[Dataset entries on figures]

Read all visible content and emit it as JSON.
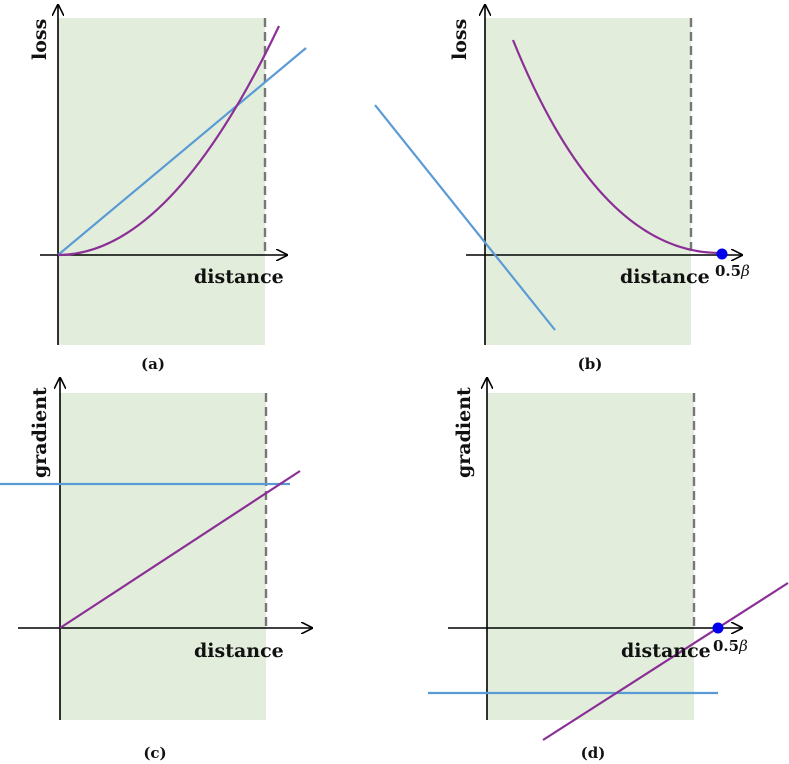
{
  "panels": [
    {
      "id": "a",
      "caption": "(a)",
      "y_label": "loss",
      "x_label": "distance"
    },
    {
      "id": "b",
      "caption": "(b)",
      "y_label": "loss",
      "x_label": "distance",
      "marker_label": "0.5",
      "marker_symbol": "β"
    },
    {
      "id": "c",
      "caption": "(c)",
      "y_label": "gradient",
      "x_label": "distance"
    },
    {
      "id": "d",
      "caption": "(d)",
      "y_label": "gradient",
      "x_label": "distance",
      "marker_label": "0.5",
      "marker_symbol": "β"
    }
  ],
  "colors": {
    "region": "#e2eedb",
    "blue_line": "#5b9bd5",
    "purple_line": "#8b2f96",
    "dashed_boundary": "#777777",
    "marker": "#0000ee"
  }
}
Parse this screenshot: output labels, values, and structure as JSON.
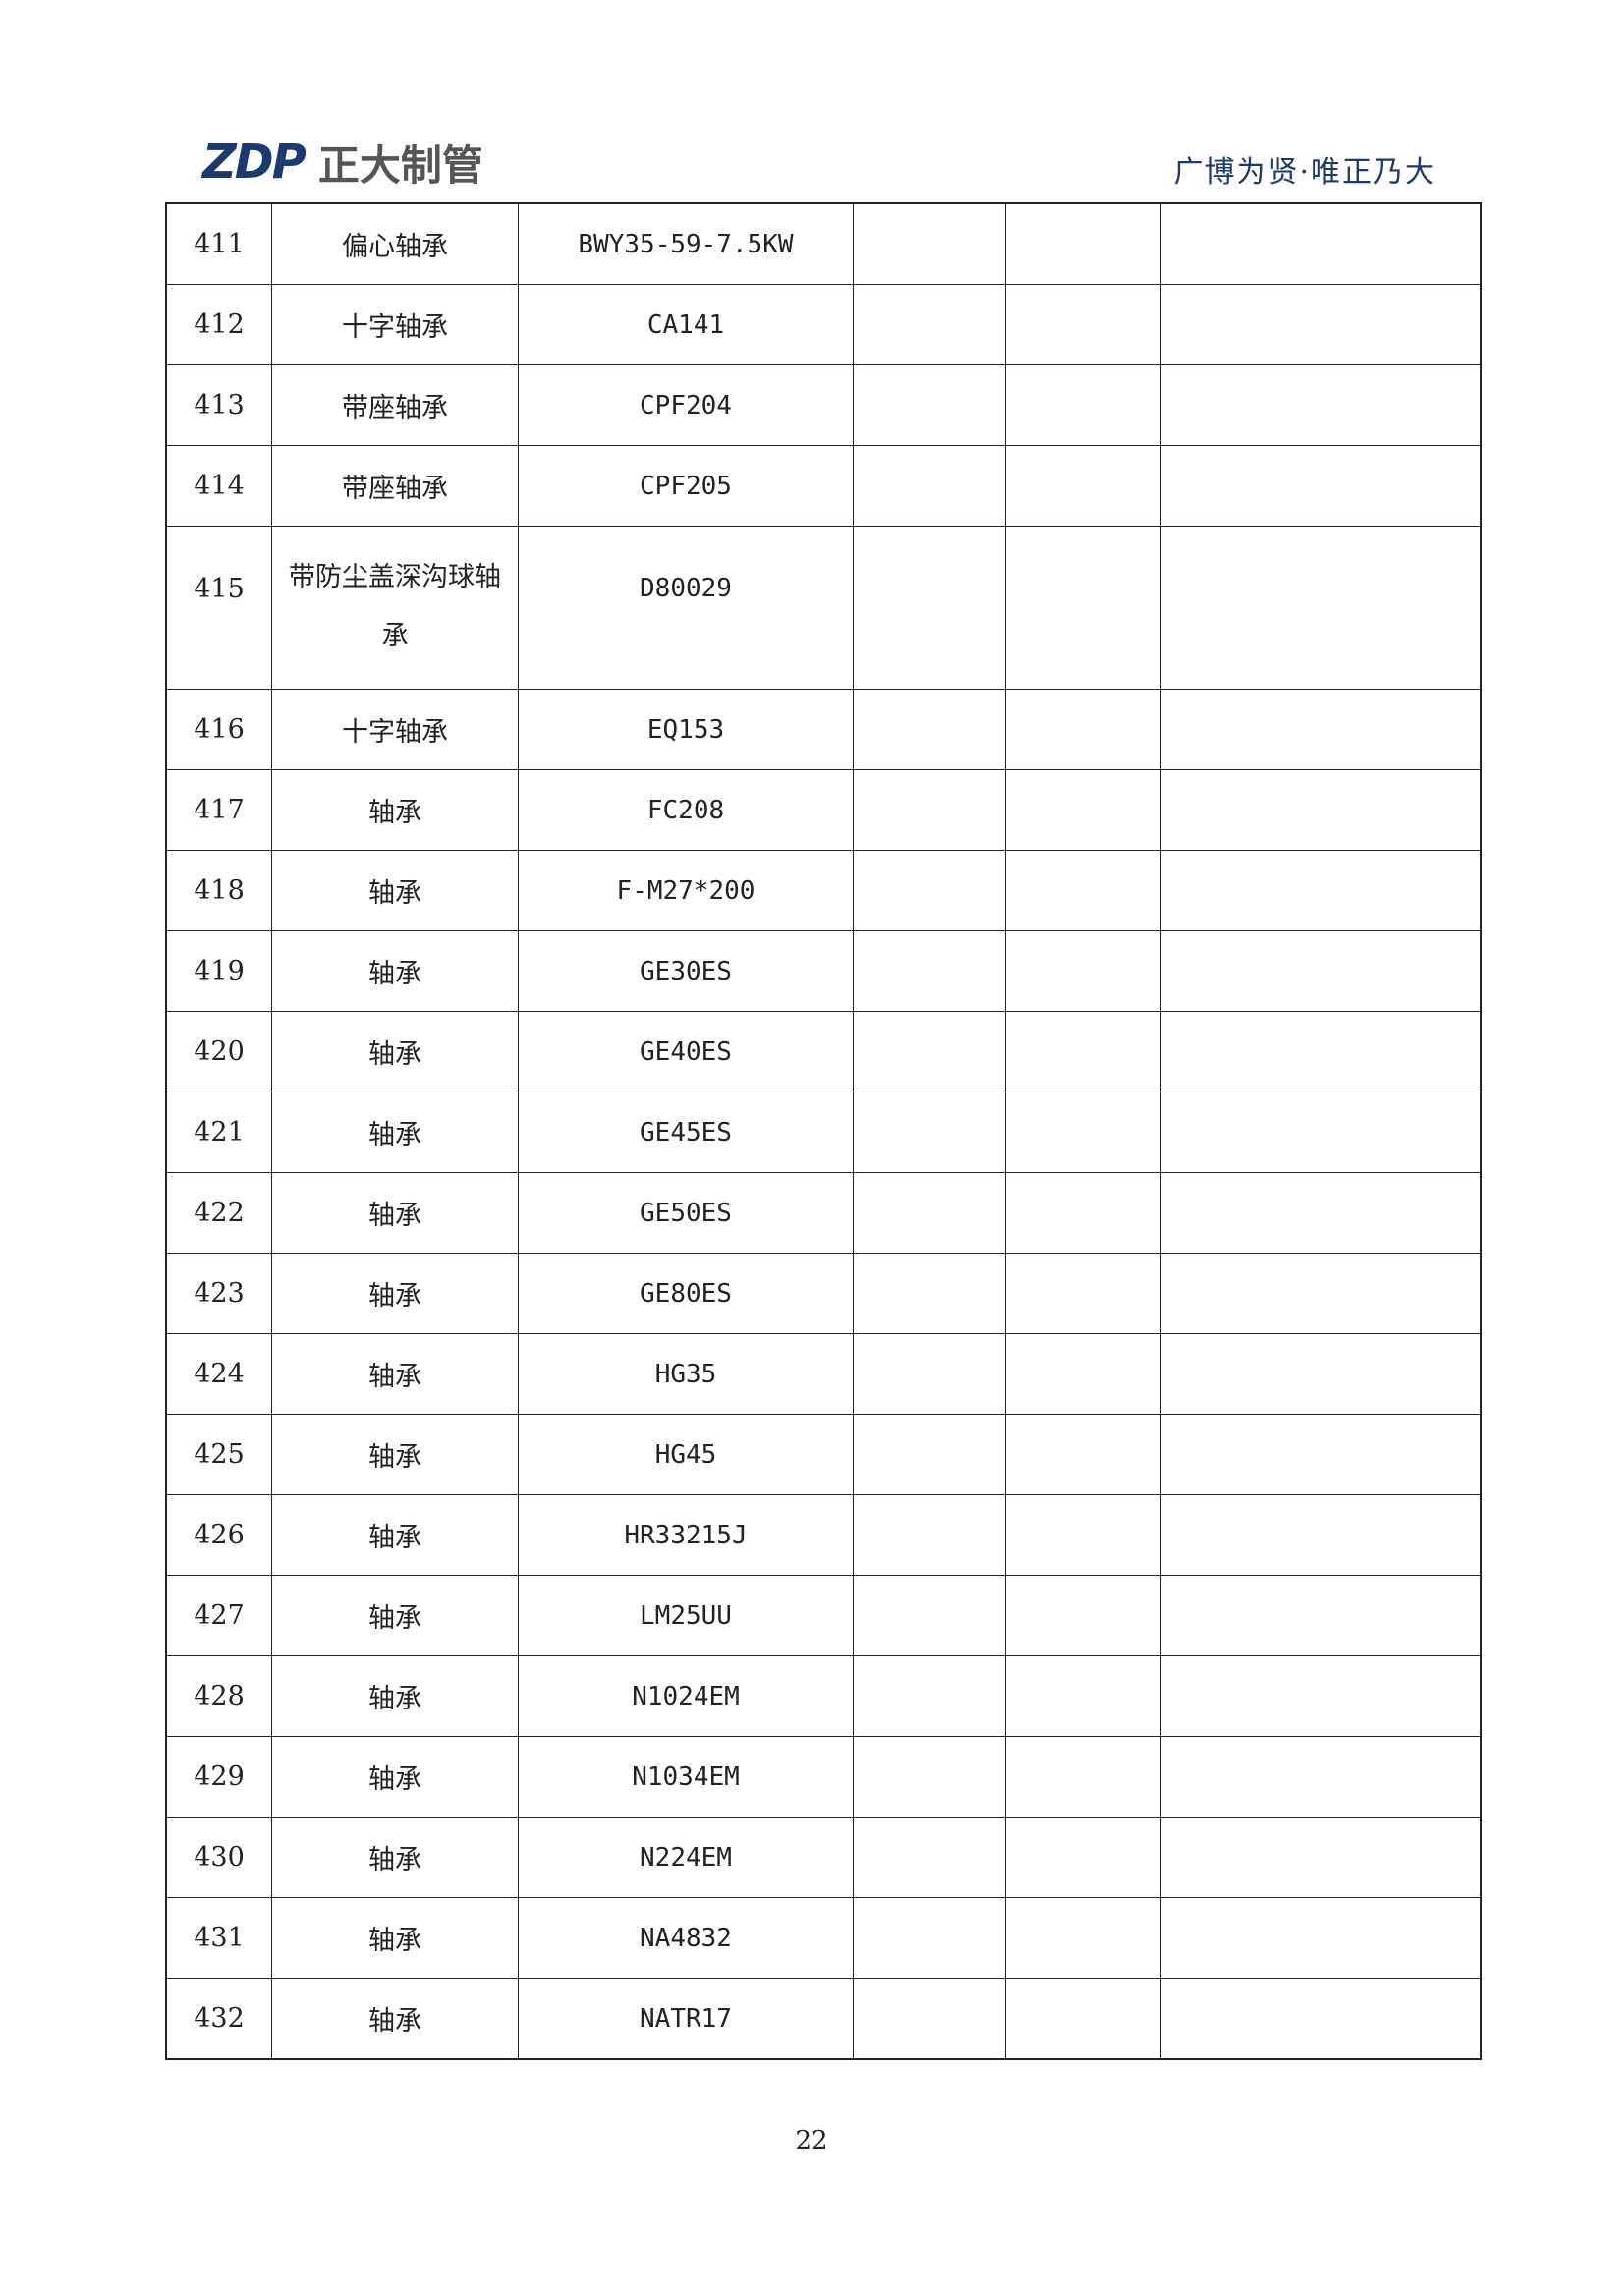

**THE TASK:**
Write out the full set of lines verbatim, without the pictures.

**TASK SOLUTION:**
Read all visible content and emit it as JSON.
{
  "panels": [
    {
      "id": "a",
      "caption": "(a)",
      "y_label": "loss",
      "x_label": "distance"
    },
    {
      "id": "b",
      "caption": "(b)",
      "y_label": "loss",
      "x_label": "distance",
      "marker_label": "0.5",
      "marker_symbol": "β"
    },
    {
      "id": "c",
      "caption": "(c)",
      "y_label": "gradient",
      "x_label": "distance"
    },
    {
      "id": "d",
      "caption": "(d)",
      "y_label": "gradient",
      "x_label": "distance",
      "marker_label": "0.5",
      "marker_symbol": "β"
    }
  ],
  "colors": {
    "region": "#e2eedb",
    "blue_line": "#5b9bd5",
    "purple_line": "#8b2f96",
    "dashed_boundary": "#777777",
    "marker": "#0000ee"
  }
}
Parse this screenshot: output labels, values, and structure as JSON.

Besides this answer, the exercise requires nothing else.